==== PROVIDED DATA ====

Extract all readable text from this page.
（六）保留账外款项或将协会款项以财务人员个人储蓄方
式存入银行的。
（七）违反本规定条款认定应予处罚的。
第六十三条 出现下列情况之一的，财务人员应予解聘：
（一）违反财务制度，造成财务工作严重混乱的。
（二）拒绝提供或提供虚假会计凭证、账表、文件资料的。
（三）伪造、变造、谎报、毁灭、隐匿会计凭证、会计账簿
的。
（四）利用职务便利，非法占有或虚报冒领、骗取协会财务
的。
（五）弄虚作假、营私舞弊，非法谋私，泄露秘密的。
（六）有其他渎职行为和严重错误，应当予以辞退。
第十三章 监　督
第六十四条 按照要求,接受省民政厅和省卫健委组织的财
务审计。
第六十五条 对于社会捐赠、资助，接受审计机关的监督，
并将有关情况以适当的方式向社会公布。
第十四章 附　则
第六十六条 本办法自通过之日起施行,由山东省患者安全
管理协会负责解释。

====

### OBJECTIVE
Transcribe all the entries, keeping each one exactly as it is.

### FULL RESPONSE
Extract all readable text from this page.
（六）保留账外款项或将协会款项以财务人员个人储蓄方
式存入银行的。
（七）违反本规定条款认定应予处罚的。
第六十三条 出现下列情况之一的，财务人员应予解聘：
（一）违反财务制度，造成财务工作严重混乱的。
（二）拒绝提供或提供虚假会计凭证、账表、文件资料的。
（三）伪造、变造、谎报、毁灭、隐匿会计凭证、会计账簿
的。
（四）利用职务便利，非法占有或虚报冒领、骗取协会财务
的。
（五）弄虚作假、营私舞弊，非法谋私，泄露秘密的。
（六）有其他渎职行为和严重错误，应当予以辞退。
第十三章 监　督
第六十四条 按照要求,接受省民政厅和省卫健委组织的财
务审计。
第六十五条 对于社会捐赠、资助，接受审计机关的监督，
并将有关情况以适当的方式向社会公布。
第十四章 附　则
第六十六条 本办法自通过之日起施行,由山东省患者安全
管理协会负责解释。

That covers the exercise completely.